Prompt:
What is the number of lines in the entries below that include the word "name"? Provide the number only.

Data to process:

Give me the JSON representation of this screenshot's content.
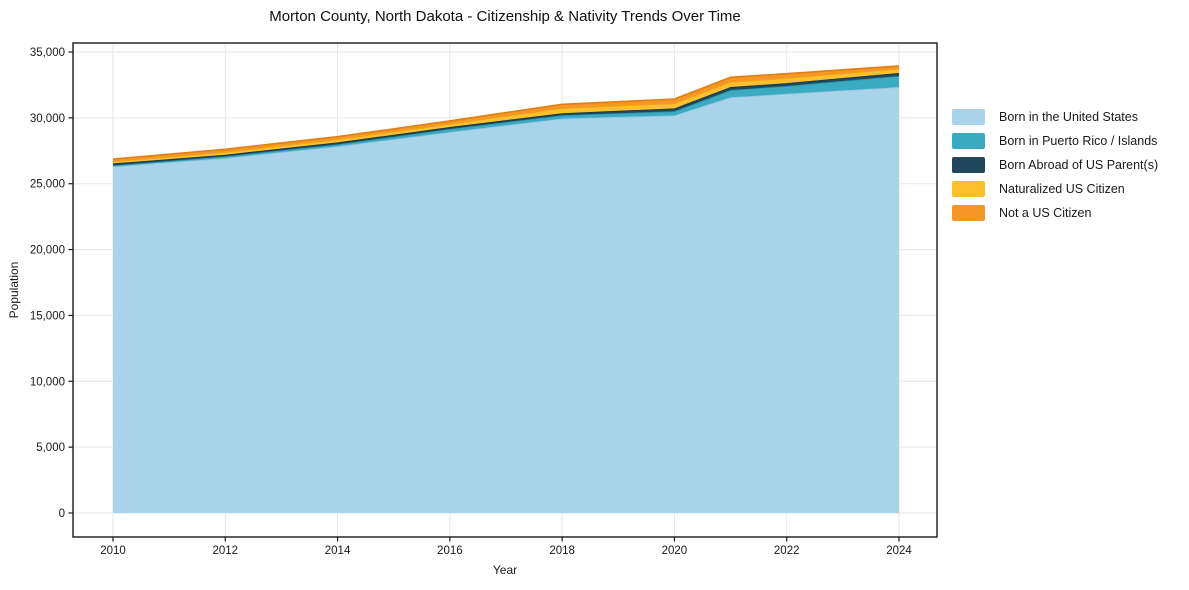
{
  "title": "Morton County, North Dakota - Citizenship & Nativity Trends Over Time",
  "axes": {
    "x_label": "Year",
    "y_label": "Population",
    "x_tick_labels": [
      "2010",
      "2012",
      "2014",
      "2016",
      "2018",
      "2020",
      "2022",
      "2024"
    ],
    "y_tick_labels": [
      "0",
      "5,000",
      "10,000",
      "15,000",
      "20,000",
      "25,000",
      "30,000",
      "35,000"
    ]
  },
  "colors": {
    "background": "#ffffff",
    "gridline": "#e6e6e6",
    "spine": "#1a1a1a",
    "tick_text": "#1a1a1a"
  },
  "chart_data": {
    "type": "area",
    "stacked": true,
    "title": "Morton County, North Dakota - Citizenship & Nativity Trends Over Time",
    "xlabel": "Year",
    "ylabel": "Population",
    "grid": true,
    "legend_position": "right",
    "xlim": [
      2009.3,
      2024.7
    ],
    "ylim": [
      -1850,
      35710
    ],
    "x_ticks": [
      2010,
      2012,
      2014,
      2016,
      2018,
      2020,
      2022,
      2024
    ],
    "y_ticks": [
      0,
      5000,
      10000,
      15000,
      20000,
      25000,
      30000,
      35000
    ],
    "x": [
      2010,
      2011,
      2012,
      2013,
      2014,
      2015,
      2016,
      2017,
      2018,
      2019,
      2020,
      2021,
      2022,
      2023,
      2024
    ],
    "series": [
      {
        "name": "Born in the United States",
        "color": "#a9d3e8",
        "edge_color": "#8ec4e0",
        "values": [
          26310,
          26630,
          26950,
          27400,
          27840,
          28380,
          28930,
          29440,
          29950,
          30070,
          30190,
          31560,
          31830,
          32090,
          32340
        ]
      },
      {
        "name": "Born in Puerto Rico / Islands",
        "color": "#3aabc0",
        "edge_color": "#2b96aa",
        "values": [
          80,
          105,
          130,
          140,
          150,
          190,
          225,
          240,
          250,
          280,
          310,
          550,
          590,
          715,
          840
        ]
      },
      {
        "name": "Born Abroad of US Parent(s)",
        "color": "#20475c",
        "edge_color": "#15374a",
        "values": [
          150,
          135,
          120,
          135,
          150,
          150,
          150,
          150,
          150,
          185,
          220,
          230,
          220,
          225,
          230
        ]
      },
      {
        "name": "Naturalized US Citizen",
        "color": "#fcc02d",
        "edge_color": "#edaa14",
        "values": [
          150,
          175,
          200,
          215,
          230,
          230,
          230,
          305,
          380,
          380,
          380,
          380,
          380,
          345,
          310
        ]
      },
      {
        "name": "Not a US Citizen",
        "color": "#f59627",
        "edge_color": "#e07f14",
        "values": [
          180,
          195,
          210,
          205,
          200,
          215,
          230,
          265,
          300,
          315,
          330,
          360,
          330,
          275,
          220
        ]
      }
    ],
    "totals": [
      26870,
      27240,
      27610,
      28095,
      28570,
      29165,
      29765,
      30400,
      31030,
      31230,
      31430,
      33080,
      33350,
      33650,
      33940
    ]
  }
}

Solved exercise:
5